Short task
Every line of the material below must be repeated exactly.

-- BEGIN Input material --

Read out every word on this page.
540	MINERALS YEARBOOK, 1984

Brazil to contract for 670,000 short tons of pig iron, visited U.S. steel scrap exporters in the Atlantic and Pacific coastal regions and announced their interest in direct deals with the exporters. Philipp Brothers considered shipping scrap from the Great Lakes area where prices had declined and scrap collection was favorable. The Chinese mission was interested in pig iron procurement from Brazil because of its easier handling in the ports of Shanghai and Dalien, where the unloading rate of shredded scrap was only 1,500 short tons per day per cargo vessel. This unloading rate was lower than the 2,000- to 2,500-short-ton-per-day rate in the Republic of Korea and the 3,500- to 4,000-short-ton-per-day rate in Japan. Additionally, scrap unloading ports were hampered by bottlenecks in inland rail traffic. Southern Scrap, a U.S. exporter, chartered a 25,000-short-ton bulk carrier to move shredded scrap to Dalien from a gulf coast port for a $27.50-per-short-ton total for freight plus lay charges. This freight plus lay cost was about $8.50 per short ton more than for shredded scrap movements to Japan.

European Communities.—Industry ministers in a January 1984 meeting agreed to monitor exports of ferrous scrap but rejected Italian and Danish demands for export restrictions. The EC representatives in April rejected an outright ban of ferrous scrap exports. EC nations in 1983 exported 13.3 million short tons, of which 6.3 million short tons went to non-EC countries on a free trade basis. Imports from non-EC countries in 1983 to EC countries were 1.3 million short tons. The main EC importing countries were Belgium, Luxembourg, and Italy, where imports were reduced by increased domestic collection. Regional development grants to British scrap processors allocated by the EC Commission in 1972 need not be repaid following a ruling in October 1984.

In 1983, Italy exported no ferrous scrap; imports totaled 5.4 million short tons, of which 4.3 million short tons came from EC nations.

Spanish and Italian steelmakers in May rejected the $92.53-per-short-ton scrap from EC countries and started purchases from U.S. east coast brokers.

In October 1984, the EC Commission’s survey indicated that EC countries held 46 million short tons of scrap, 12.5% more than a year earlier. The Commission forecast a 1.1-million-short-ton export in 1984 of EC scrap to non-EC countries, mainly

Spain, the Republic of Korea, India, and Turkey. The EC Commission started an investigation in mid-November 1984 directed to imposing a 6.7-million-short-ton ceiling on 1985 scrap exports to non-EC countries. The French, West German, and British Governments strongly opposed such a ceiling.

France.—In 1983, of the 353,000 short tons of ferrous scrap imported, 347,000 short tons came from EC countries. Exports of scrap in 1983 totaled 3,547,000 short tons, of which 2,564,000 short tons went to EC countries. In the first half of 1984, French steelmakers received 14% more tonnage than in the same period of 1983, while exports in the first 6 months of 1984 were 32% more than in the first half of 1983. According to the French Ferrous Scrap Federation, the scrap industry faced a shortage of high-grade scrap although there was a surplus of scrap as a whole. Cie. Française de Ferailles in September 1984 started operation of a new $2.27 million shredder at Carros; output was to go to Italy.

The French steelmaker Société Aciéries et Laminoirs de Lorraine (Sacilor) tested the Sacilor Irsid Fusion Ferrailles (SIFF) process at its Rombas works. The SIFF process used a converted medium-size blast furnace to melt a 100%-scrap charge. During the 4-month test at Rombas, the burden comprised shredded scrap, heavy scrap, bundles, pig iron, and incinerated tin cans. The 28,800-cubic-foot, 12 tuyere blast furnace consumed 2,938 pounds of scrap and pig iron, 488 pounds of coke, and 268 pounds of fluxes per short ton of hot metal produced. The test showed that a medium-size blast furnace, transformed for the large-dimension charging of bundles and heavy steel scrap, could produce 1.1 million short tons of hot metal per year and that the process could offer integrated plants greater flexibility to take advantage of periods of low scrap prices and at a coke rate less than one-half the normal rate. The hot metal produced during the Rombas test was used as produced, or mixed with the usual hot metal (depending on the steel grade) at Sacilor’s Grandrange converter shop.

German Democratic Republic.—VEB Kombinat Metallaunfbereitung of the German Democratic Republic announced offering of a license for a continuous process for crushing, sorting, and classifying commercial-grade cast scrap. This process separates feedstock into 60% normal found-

-- END Input material --

Finished task
Read out every word on this page.
540	MINERALS YEARBOOK, 1984

Brazil to contract for 670,000 short tons of pig iron, visited U.S. steel scrap exporters in the Atlantic and Pacific coastal regions and announced their interest in direct deals with the exporters. Philipp Brothers considered shipping scrap from the Great Lakes area where prices had declined and scrap collection was favorable. The Chinese mission was interested in pig iron procurement from Brazil because of its easier handling in the ports of Shanghai and Dalien, where the unloading rate of shredded scrap was only 1,500 short tons per day per cargo vessel. This unloading rate was lower than the 2,000- to 2,500-short-ton-per-day rate in the Republic of Korea and the 3,500- to 4,000-short-ton-per-day rate in Japan. Additionally, scrap unloading ports were hampered by bottlenecks in inland rail traffic. Southern Scrap, a U.S. exporter, chartered a 25,000-short-ton bulk carrier to move shredded scrap to Dalien from a gulf coast port for a $27.50-per-short-ton total for freight plus lay charges. This freight plus lay cost was about $8.50 per short ton more than for shredded scrap movements to Japan.

European Communities.—Industry ministers in a January 1984 meeting agreed to monitor exports of ferrous scrap but rejected Italian and Danish demands for export restrictions. The EC representatives in April rejected an outright ban of ferrous scrap exports. EC nations in 1983 exported 13.3 million short tons, of which 6.3 million short tons went to non-EC countries on a free trade basis. Imports from non-EC countries in 1983 to EC countries were 1.3 million short tons. The main EC importing countries were Belgium, Luxembourg, and Italy, where imports were reduced by increased domestic collection. Regional development grants to British scrap processors allocated by the EC Commission in 1972 need not be repaid following a ruling in October 1984.

In 1983, Italy exported no ferrous scrap; imports totaled 5.4 million short tons, of which 4.3 million short tons came from EC nations.

Spanish and Italian steelmakers in May rejected the $92.53-per-short-ton scrap from EC countries and started purchases from U.S. east coast brokers.

In October 1984, the EC Commission’s survey indicated that EC countries held 46 million short tons of scrap, 12.5% more than a year earlier. The Commission forecast a 1.1-million-short-ton export in 1984 of EC scrap to non-EC countries, mainly

Spain, the Republic of Korea, India, and Turkey. The EC Commission started an investigation in mid-November 1984 directed to imposing a 6.7-million-short-ton ceiling on 1985 scrap exports to non-EC countries. The French, West German, and British Governments strongly opposed such a ceiling.

France.—In 1983, of the 353,000 short tons of ferrous scrap imported, 347,000 short tons came from EC countries. Exports of scrap in 1983 totaled 3,547,000 short tons, of which 2,564,000 short tons went to EC countries. In the first half of 1984, French steelmakers received 14% more tonnage than in the same period of 1983, while exports in the first 6 months of 1984 were 32% more than in the first half of 1983. According to the French Ferrous Scrap Federation, the scrap industry faced a shortage of high-grade scrap although there was a surplus of scrap as a whole. Cie. Française de Ferailles in September 1984 started operation of a new $2.27 million shredder at Carros; output was to go to Italy.

The French steelmaker Société Aciéries et Laminoirs de Lorraine (Sacilor) tested the Sacilor Irsid Fusion Ferrailles (SIFF) process at its Rombas works. The SIFF process used a converted medium-size blast furnace to melt a 100%-scrap charge. During the 4-month test at Rombas, the burden comprised shredded scrap, heavy scrap, bundles, pig iron, and incinerated tin cans. The 28,800-cubic-foot, 12 tuyere blast furnace consumed 2,938 pounds of scrap and pig iron, 488 pounds of coke, and 268 pounds of fluxes per short ton of hot metal produced. The test showed that a medium-size blast furnace, transformed for the large-dimension charging of bundles and heavy steel scrap, could produce 1.1 million short tons of hot metal per year and that the process could offer integrated plants greater flexibility to take advantage of periods of low scrap prices and at a coke rate less than one-half the normal rate. The hot metal produced during the Rombas test was used as produced, or mixed with the usual hot metal (depending on the steel grade) at Sacilor’s Grandrange converter shop.

German Democratic Republic.—VEB Kombinat Metallaunfbereitung of the German Democratic Republic announced offering of a license for a continuous process for crushing, sorting, and classifying commercial-grade cast scrap. This process separates feedstock into 60% normal found-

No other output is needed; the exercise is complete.